PROBLEM TO WORK ON >> Copy every line of the entries that includes the word "Hybrid".

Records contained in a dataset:
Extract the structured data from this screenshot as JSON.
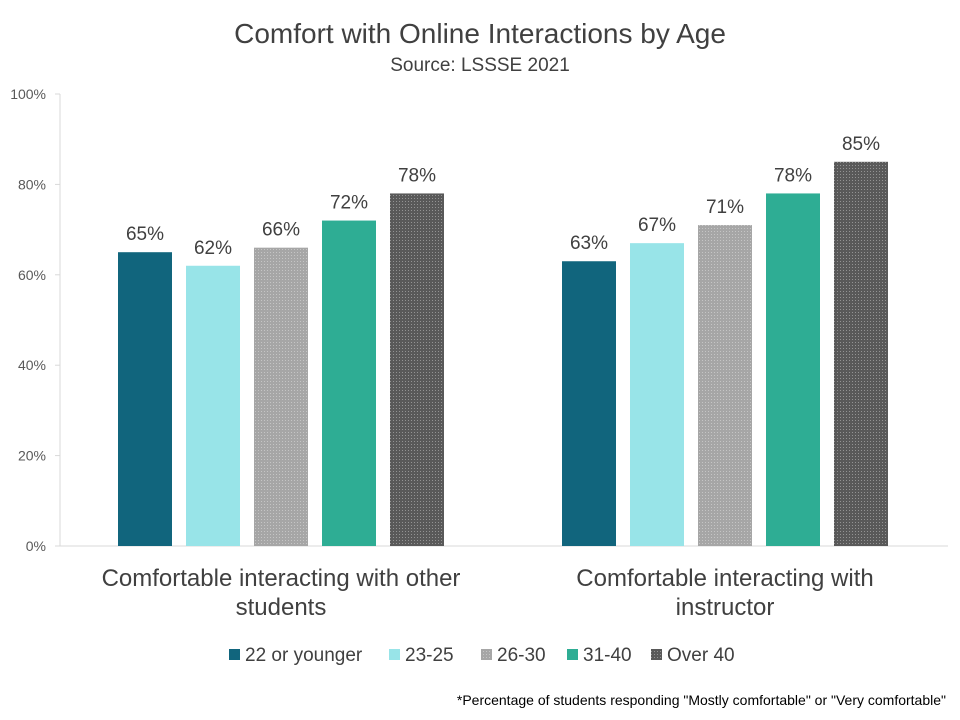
{
  "chart_data": {
    "type": "bar",
    "title": "Comfort with Online Interactions by Age",
    "subtitle": "Source: LSSSE 2021",
    "categories": [
      [
        "Comfortable interacting with other",
        "students"
      ],
      [
        "Comfortable interacting with",
        "instructor"
      ]
    ],
    "series": [
      {
        "name": "22 or younger",
        "values": [
          65,
          63
        ],
        "labels": [
          "65%",
          "63%"
        ],
        "color": "#11657D",
        "pattern": "solid"
      },
      {
        "name": "23-25",
        "values": [
          62,
          67
        ],
        "labels": [
          "62%",
          "67%"
        ],
        "color": "#98E4E8",
        "pattern": "solid"
      },
      {
        "name": "26-30",
        "values": [
          66,
          71
        ],
        "labels": [
          "66%",
          "71%"
        ],
        "color": "#A6A6A6",
        "pattern": "dots"
      },
      {
        "name": "31-40",
        "values": [
          72,
          78
        ],
        "labels": [
          "72%",
          "78%"
        ],
        "color": "#2EAD94",
        "pattern": "solid"
      },
      {
        "name": "Over 40",
        "values": [
          78,
          85
        ],
        "labels": [
          "78%",
          "85%"
        ],
        "color": "#595959",
        "pattern": "dots"
      }
    ],
    "y_ticks": [
      "0%",
      "20%",
      "40%",
      "60%",
      "80%",
      "100%"
    ],
    "ylim": [
      0,
      100
    ],
    "grid": false,
    "legend_position": "bottom",
    "footnote": "*Percentage of students responding \"Mostly comfortable\" or \"Very comfortable\""
  }
}
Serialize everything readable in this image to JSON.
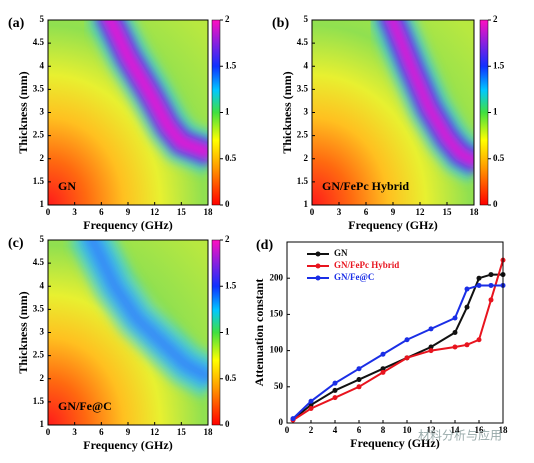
{
  "chart_data": [
    {
      "type": "heatmap",
      "panel_label": "(a)",
      "label": "GN",
      "xlabel": "Frequency (GHz)",
      "ylabel": "Thickness (mm)",
      "xlim": [
        0,
        18
      ],
      "xticks": [
        0,
        3,
        6,
        9,
        12,
        15,
        18
      ],
      "ylim": [
        1,
        5
      ],
      "yticks": [
        1,
        1.5,
        2,
        2.5,
        3,
        3.5,
        4,
        4.5,
        5
      ],
      "zlim": [
        0,
        2
      ],
      "zticks": [
        0,
        0.5,
        1,
        1.5,
        2
      ]
    },
    {
      "type": "heatmap",
      "panel_label": "(b)",
      "label": "GN/FePc Hybrid",
      "xlabel": "Frequency (GHz)",
      "ylabel": "Thickness (mm)",
      "xlim": [
        0,
        18
      ],
      "xticks": [
        0,
        3,
        6,
        9,
        12,
        15,
        18
      ],
      "ylim": [
        1,
        5
      ],
      "yticks": [
        1,
        1.5,
        2,
        2.5,
        3,
        3.5,
        4,
        4.5,
        5
      ],
      "zlim": [
        0,
        2
      ],
      "zticks": [
        0,
        0.5,
        1,
        1.5,
        2
      ]
    },
    {
      "type": "heatmap",
      "panel_label": "(c)",
      "label": "GN/Fe@C",
      "xlabel": "Frequency (GHz)",
      "ylabel": "Thickness (mm)",
      "xlim": [
        0,
        18
      ],
      "xticks": [
        0,
        3,
        6,
        9,
        12,
        15,
        18
      ],
      "ylim": [
        1,
        5
      ],
      "yticks": [
        1,
        1.5,
        2,
        2.5,
        3,
        3.5,
        4,
        4.5,
        5
      ],
      "zlim": [
        0,
        2
      ],
      "zticks": [
        0,
        0.5,
        1,
        1.5,
        2
      ]
    },
    {
      "type": "line",
      "panel_label": "(d)",
      "xlabel": "Frequency (GHz)",
      "ylabel": "Attenuation constant",
      "xlim": [
        0,
        18
      ],
      "xticks": [
        0,
        2,
        4,
        6,
        8,
        10,
        12,
        14,
        16,
        18
      ],
      "ylim": [
        0,
        250
      ],
      "yticks": [
        0,
        50,
        100,
        150,
        200
      ],
      "legend": "upper left",
      "x": [
        0.5,
        2,
        4,
        6,
        8,
        10,
        12,
        14,
        15,
        16,
        17,
        18
      ],
      "series": [
        {
          "name": "GN",
          "color": "#111111",
          "values": [
            5,
            25,
            45,
            60,
            75,
            90,
            105,
            125,
            160,
            200,
            205,
            205
          ]
        },
        {
          "name": "GN/FePc Hybrid",
          "color": "#e8141e",
          "values": [
            4,
            20,
            35,
            50,
            70,
            90,
            100,
            105,
            108,
            115,
            170,
            225
          ]
        },
        {
          "name": "GN/Fe@C",
          "color": "#1a2ee6",
          "values": [
            6,
            30,
            55,
            75,
            95,
            115,
            130,
            145,
            185,
            190,
            190,
            190
          ]
        }
      ]
    },
    {
      "type": "watermark",
      "text": "材料分析与应用"
    }
  ]
}
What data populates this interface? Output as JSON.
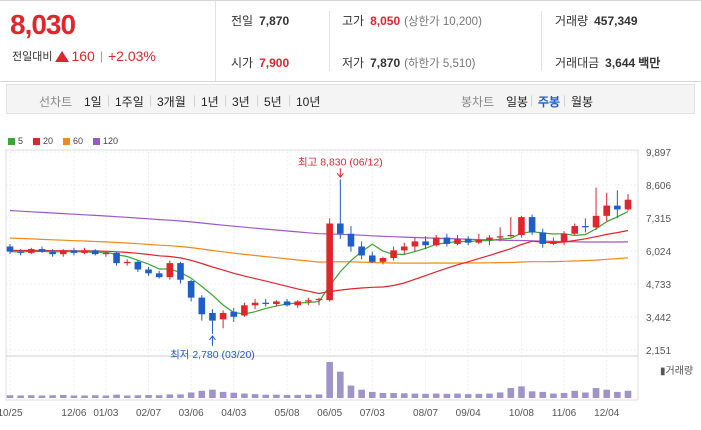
{
  "summary": {
    "current_price": "8,030",
    "change_label": "전일대비",
    "change_amount": "160",
    "change_pct": "+2.03%",
    "prev_close": {
      "label": "전일",
      "value": "7,870"
    },
    "open": {
      "label": "시가",
      "value": "7,900"
    },
    "high": {
      "label": "고가",
      "value": "8,050",
      "note": "(상한가 10,200)"
    },
    "low": {
      "label": "저가",
      "value": "7,870",
      "note": "(하한가 5,510)"
    },
    "volume": {
      "label": "거래량",
      "value": "457,349"
    },
    "turnover": {
      "label": "거래대금",
      "value": "3,644",
      "unit": "백만"
    }
  },
  "periods": {
    "label": "선차트",
    "options": [
      "1일",
      "1주일",
      "3개월",
      "1년",
      "3년",
      "5년",
      "10년"
    ]
  },
  "candle_types": {
    "label": "봉차트",
    "options": [
      "일봉",
      "주봉",
      "월봉"
    ],
    "active": "주봉"
  },
  "legend": [
    {
      "label": "5",
      "color": "#3aa635"
    },
    {
      "label": "20",
      "color": "#e0252b"
    },
    {
      "label": "60",
      "color": "#f08a1b"
    },
    {
      "label": "120",
      "color": "#9b59c8"
    }
  ],
  "chart_data": {
    "type": "candlestick",
    "interval": "weekly",
    "y_ticks": [
      "9,897",
      "8,606",
      "7,315",
      "6,024",
      "4,733",
      "3,442",
      "2,151"
    ],
    "ylim": [
      2151,
      9897
    ],
    "x_tick_labels": [
      "10/25",
      "12/06",
      "01/03",
      "02/07",
      "03/06",
      "04/03",
      "05/08",
      "06/05",
      "07/03",
      "08/07",
      "09/04",
      "10/08",
      "11/06",
      "12/04"
    ],
    "x_tick_index": [
      0,
      6,
      9,
      13,
      17,
      21,
      26,
      30,
      34,
      39,
      43,
      48,
      52,
      56
    ],
    "up_color": "#e0252b",
    "down_color": "#1d5ec8",
    "annotations": {
      "high_label": "최고 8,830 (06/12)",
      "high_value": 8830,
      "high_index": 31,
      "low_label": "최저 2,780 (03/20)",
      "low_value": 2780,
      "low_index": 19
    },
    "volume_label": "거래량",
    "ohlc": [
      [
        6200,
        6300,
        5900,
        6000
      ],
      [
        6000,
        6100,
        5850,
        5950
      ],
      [
        5950,
        6150,
        5900,
        6100
      ],
      [
        6100,
        6200,
        5950,
        6000
      ],
      [
        6000,
        6100,
        5800,
        5900
      ],
      [
        5900,
        6100,
        5800,
        6050
      ],
      [
        6050,
        6150,
        5850,
        5950
      ],
      [
        5950,
        6150,
        5900,
        6050
      ],
      [
        6050,
        6100,
        5850,
        5900
      ],
      [
        5900,
        6000,
        5800,
        5950
      ],
      [
        5950,
        6000,
        5450,
        5550
      ],
      [
        5550,
        5700,
        5450,
        5600
      ],
      [
        5600,
        5650,
        5200,
        5300
      ],
      [
        5300,
        5400,
        5050,
        5150
      ],
      [
        5150,
        5250,
        4950,
        5000
      ],
      [
        5000,
        5650,
        4900,
        5550
      ],
      [
        5550,
        5600,
        4750,
        4900
      ],
      [
        4850,
        4900,
        4050,
        4200
      ],
      [
        4200,
        4300,
        3300,
        3550
      ],
      [
        3600,
        3750,
        2780,
        3300
      ],
      [
        3350,
        3700,
        3000,
        3600
      ],
      [
        3650,
        3800,
        3250,
        3450
      ],
      [
        3500,
        4000,
        3450,
        3900
      ],
      [
        3900,
        4150,
        3750,
        4000
      ],
      [
        4000,
        4150,
        3850,
        3950
      ],
      [
        3950,
        4100,
        3850,
        4050
      ],
      [
        4050,
        4150,
        3850,
        3900
      ],
      [
        3900,
        4100,
        3800,
        4050
      ],
      [
        4050,
        4200,
        3900,
        4100
      ],
      [
        4100,
        4200,
        3900,
        4150
      ],
      [
        4100,
        7300,
        4050,
        7100
      ],
      [
        7100,
        8830,
        6500,
        6700
      ],
      [
        6700,
        7000,
        6000,
        6200
      ],
      [
        6200,
        6400,
        5700,
        5850
      ],
      [
        5850,
        6000,
        5550,
        5600
      ],
      [
        5600,
        5800,
        5500,
        5750
      ],
      [
        5750,
        6200,
        5650,
        6050
      ],
      [
        6050,
        6350,
        5900,
        6200
      ],
      [
        6200,
        6550,
        6000,
        6400
      ],
      [
        6400,
        6600,
        6100,
        6250
      ],
      [
        6250,
        6650,
        6200,
        6550
      ],
      [
        6550,
        6700,
        6200,
        6300
      ],
      [
        6300,
        6650,
        6250,
        6500
      ],
      [
        6500,
        6600,
        6250,
        6350
      ],
      [
        6350,
        6700,
        6300,
        6450
      ],
      [
        6450,
        6650,
        6250,
        6550
      ],
      [
        6550,
        6950,
        6400,
        6600
      ],
      [
        6600,
        7350,
        6550,
        6650
      ],
      [
        6650,
        7400,
        6550,
        7350
      ],
      [
        7350,
        7450,
        6650,
        6750
      ],
      [
        6750,
        6900,
        6150,
        6300
      ],
      [
        6300,
        6550,
        6250,
        6400
      ],
      [
        6400,
        6800,
        6250,
        6700
      ],
      [
        6700,
        7100,
        6650,
        7000
      ],
      [
        7000,
        7300,
        6750,
        6950
      ],
      [
        6950,
        8500,
        6850,
        7400
      ],
      [
        7400,
        8300,
        7200,
        7800
      ],
      [
        7800,
        8400,
        7300,
        7650
      ],
      [
        7650,
        8250,
        7600,
        8030
      ]
    ],
    "volume": [
      10,
      9,
      10,
      9,
      10,
      11,
      9,
      9,
      10,
      9,
      12,
      9,
      10,
      11,
      10,
      13,
      13,
      20,
      26,
      30,
      22,
      19,
      16,
      14,
      12,
      12,
      11,
      11,
      12,
      13,
      130,
      95,
      45,
      30,
      22,
      18,
      18,
      17,
      16,
      15,
      16,
      15,
      16,
      14,
      15,
      16,
      20,
      36,
      42,
      24,
      22,
      16,
      18,
      26,
      20,
      36,
      30,
      22,
      26
    ]
  }
}
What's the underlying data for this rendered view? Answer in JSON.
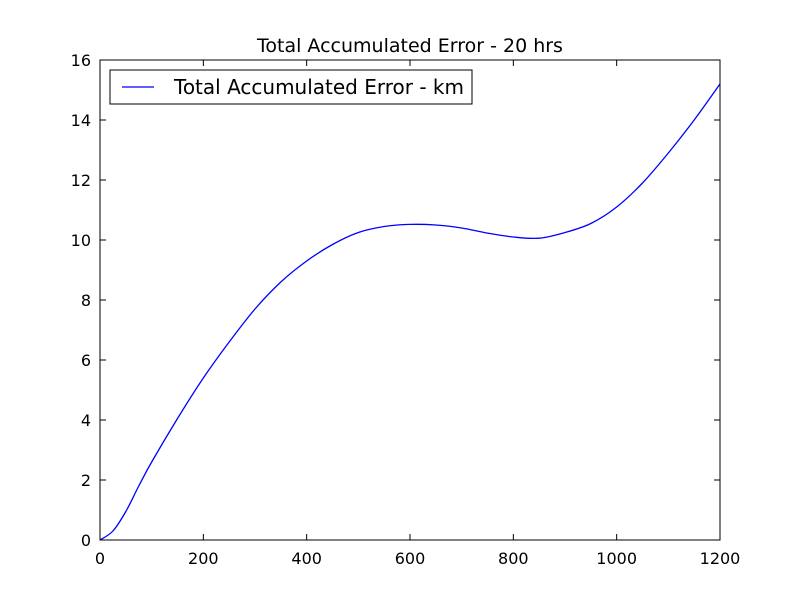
{
  "chart_data": {
    "type": "line",
    "title": "Total Accumulated Error - 20 hrs",
    "xlabel": "",
    "ylabel": "",
    "xlim": [
      0,
      1200
    ],
    "ylim": [
      0,
      16
    ],
    "xticks": [
      0,
      200,
      400,
      600,
      800,
      1000,
      1200
    ],
    "yticks": [
      0,
      2,
      4,
      6,
      8,
      10,
      12,
      14,
      16
    ],
    "grid": false,
    "legend": {
      "placement": "top-left"
    },
    "series": [
      {
        "name": "Total Accumulated Error - km",
        "color": "#0000ff",
        "x": [
          0,
          25,
          50,
          75,
          100,
          150,
          200,
          250,
          300,
          350,
          400,
          450,
          500,
          550,
          600,
          650,
          700,
          750,
          800,
          850,
          900,
          950,
          1000,
          1050,
          1100,
          1150,
          1200
        ],
        "y": [
          0,
          0.3,
          0.95,
          1.8,
          2.6,
          4.05,
          5.4,
          6.6,
          7.7,
          8.6,
          9.3,
          9.85,
          10.25,
          10.45,
          10.52,
          10.5,
          10.4,
          10.23,
          10.1,
          10.06,
          10.25,
          10.55,
          11.1,
          11.9,
          12.9,
          14.0,
          15.2
        ]
      }
    ]
  }
}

WRITTEN RESPONSE >>
      "label": "GN/FePc Hybrid",
          "name": "GN/FePc Hybrid",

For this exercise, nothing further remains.